[Stored items from a collection]
------------------------------------
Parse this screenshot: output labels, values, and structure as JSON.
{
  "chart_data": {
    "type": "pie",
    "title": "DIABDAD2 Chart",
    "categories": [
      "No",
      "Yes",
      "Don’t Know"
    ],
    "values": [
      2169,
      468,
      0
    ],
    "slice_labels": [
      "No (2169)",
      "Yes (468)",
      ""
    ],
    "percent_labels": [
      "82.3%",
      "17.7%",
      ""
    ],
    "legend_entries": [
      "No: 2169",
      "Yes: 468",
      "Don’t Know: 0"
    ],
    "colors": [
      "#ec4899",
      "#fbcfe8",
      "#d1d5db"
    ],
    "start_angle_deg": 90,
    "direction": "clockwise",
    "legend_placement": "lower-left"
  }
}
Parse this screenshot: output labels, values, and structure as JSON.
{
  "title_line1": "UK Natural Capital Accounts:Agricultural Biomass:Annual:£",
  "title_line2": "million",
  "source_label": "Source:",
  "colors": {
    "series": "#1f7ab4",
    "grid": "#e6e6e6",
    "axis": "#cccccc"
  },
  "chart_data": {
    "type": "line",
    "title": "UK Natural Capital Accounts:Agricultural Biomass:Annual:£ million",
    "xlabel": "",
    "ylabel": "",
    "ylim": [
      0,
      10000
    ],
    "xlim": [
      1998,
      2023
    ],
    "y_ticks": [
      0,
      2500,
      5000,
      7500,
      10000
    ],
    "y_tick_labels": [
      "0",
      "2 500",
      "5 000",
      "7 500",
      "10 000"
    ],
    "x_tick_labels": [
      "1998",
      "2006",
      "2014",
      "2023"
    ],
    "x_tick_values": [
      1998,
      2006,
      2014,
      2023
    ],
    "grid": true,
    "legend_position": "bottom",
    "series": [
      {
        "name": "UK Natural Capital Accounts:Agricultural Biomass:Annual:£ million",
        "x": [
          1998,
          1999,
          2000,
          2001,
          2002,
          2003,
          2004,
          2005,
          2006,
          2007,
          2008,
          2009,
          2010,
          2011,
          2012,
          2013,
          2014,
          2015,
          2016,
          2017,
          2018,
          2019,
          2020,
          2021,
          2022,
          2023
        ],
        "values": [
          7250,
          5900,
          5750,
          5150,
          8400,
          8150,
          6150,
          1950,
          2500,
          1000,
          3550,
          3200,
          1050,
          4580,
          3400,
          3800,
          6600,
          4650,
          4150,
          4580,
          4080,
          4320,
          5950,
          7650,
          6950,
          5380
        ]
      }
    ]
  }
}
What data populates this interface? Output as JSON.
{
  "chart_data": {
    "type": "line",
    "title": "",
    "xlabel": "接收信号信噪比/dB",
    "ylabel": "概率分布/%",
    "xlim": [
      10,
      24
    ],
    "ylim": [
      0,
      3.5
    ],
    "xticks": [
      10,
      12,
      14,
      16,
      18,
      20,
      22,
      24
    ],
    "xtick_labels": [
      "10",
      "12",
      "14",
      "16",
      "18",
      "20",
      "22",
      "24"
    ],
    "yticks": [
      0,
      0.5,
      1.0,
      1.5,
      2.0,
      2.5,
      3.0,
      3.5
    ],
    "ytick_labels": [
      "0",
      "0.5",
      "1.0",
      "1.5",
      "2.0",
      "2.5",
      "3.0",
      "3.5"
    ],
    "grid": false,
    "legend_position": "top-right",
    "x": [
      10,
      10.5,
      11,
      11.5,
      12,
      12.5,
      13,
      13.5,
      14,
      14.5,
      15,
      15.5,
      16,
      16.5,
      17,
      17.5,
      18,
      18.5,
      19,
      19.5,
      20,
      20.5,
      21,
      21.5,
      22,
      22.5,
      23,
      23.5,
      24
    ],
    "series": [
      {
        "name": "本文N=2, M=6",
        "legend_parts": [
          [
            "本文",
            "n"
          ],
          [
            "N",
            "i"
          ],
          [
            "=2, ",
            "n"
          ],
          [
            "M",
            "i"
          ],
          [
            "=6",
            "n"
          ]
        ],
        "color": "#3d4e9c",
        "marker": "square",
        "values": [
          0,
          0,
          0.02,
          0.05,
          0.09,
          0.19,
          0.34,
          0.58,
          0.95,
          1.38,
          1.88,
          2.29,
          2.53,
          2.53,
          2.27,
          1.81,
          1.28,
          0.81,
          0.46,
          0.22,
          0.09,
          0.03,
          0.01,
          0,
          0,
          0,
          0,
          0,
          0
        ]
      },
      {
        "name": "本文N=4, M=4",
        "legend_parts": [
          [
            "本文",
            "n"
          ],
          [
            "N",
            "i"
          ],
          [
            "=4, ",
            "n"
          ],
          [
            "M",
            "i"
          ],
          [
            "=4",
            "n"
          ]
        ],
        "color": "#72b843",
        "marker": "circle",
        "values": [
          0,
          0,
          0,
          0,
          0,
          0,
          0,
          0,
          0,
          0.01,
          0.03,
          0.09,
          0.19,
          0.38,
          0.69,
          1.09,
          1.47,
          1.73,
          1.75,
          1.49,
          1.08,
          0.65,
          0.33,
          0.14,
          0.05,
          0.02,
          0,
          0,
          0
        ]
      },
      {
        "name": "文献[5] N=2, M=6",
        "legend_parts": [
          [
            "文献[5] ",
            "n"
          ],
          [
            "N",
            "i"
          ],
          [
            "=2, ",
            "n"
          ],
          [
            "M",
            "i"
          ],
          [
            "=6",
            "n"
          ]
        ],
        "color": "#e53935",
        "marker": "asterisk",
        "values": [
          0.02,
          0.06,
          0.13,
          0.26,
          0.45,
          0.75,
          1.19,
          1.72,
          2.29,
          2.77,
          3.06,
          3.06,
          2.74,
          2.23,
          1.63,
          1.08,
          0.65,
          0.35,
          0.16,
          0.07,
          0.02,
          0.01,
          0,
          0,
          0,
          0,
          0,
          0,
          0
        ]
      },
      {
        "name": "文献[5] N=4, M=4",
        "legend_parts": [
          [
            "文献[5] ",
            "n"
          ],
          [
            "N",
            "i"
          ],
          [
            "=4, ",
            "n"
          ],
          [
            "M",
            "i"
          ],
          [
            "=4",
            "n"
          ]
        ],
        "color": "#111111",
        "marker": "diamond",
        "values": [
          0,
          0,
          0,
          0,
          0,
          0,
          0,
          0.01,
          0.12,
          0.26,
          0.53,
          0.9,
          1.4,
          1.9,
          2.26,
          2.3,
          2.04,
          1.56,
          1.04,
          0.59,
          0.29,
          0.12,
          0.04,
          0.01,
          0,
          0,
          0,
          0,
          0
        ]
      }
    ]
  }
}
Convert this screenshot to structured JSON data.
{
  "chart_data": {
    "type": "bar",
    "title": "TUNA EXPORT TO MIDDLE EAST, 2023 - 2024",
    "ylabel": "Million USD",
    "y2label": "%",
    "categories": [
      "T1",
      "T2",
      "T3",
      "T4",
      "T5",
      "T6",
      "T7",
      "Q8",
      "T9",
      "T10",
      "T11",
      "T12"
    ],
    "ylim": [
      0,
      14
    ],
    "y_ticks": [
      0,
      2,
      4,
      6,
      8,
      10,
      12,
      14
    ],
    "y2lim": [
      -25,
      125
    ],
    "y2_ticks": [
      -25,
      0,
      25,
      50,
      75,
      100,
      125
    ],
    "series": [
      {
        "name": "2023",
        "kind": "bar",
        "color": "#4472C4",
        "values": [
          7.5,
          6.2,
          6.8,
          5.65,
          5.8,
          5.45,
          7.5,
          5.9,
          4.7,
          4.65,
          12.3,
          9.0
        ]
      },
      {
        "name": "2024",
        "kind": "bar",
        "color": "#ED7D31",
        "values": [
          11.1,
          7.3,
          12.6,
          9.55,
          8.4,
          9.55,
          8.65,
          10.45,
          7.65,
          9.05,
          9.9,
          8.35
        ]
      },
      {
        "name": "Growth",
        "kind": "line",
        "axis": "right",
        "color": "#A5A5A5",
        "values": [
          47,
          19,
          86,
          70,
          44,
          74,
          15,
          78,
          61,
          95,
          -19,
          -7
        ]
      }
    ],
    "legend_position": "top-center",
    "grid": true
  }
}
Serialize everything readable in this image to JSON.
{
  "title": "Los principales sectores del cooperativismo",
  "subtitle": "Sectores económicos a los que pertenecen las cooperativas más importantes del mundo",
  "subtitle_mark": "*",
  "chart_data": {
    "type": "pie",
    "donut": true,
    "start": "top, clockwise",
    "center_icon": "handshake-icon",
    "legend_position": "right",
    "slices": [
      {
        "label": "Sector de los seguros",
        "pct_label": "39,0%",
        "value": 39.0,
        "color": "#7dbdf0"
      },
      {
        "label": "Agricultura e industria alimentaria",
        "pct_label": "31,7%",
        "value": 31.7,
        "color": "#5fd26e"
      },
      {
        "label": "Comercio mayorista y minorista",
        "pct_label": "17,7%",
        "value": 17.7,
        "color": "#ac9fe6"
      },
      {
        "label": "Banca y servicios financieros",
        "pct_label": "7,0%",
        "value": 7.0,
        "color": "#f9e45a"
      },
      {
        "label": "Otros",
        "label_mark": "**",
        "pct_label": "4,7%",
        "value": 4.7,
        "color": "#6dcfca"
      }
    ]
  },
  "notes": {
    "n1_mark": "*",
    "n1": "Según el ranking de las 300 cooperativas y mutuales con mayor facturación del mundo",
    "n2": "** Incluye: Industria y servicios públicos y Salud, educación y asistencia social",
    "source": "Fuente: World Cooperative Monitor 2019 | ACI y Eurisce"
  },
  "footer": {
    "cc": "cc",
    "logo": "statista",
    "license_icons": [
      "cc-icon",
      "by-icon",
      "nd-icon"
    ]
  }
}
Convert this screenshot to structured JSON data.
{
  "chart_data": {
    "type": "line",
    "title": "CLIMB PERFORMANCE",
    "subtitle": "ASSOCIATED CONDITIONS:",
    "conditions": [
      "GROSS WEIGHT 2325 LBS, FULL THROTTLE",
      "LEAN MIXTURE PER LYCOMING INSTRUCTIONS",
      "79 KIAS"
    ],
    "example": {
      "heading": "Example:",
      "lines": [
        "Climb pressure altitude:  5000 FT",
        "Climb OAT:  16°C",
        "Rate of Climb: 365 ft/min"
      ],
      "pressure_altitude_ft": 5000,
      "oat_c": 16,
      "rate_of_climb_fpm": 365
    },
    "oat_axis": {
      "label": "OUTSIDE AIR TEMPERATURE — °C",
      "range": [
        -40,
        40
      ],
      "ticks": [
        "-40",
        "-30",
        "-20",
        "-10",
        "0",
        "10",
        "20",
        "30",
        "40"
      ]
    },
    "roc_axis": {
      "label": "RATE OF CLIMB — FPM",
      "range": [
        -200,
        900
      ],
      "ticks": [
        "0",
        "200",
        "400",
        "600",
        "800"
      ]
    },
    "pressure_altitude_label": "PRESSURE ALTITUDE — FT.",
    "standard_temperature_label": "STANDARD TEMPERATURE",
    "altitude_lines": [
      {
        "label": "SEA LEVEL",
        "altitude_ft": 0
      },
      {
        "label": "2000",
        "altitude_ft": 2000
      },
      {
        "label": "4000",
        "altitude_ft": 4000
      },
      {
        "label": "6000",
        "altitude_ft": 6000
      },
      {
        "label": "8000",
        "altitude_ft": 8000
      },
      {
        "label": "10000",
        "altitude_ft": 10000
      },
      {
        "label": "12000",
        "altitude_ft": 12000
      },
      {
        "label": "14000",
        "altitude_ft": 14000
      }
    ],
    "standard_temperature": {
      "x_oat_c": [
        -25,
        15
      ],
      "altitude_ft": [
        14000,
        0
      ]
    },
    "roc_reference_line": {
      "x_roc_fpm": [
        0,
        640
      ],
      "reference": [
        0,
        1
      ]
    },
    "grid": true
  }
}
------------------------------------
## Instruction
Scan the entries above for the word "Capital" and collect each line holding it.

## The completed task
  "title_line1": "UK Natural Capital Accounts:Agricultural Biomass:Annual:£",
    "title": "UK Natural Capital Accounts:Agricultural Biomass:Annual:£ million",
        "name": "UK Natural Capital Accounts:Agricultural Biomass:Annual:£ million",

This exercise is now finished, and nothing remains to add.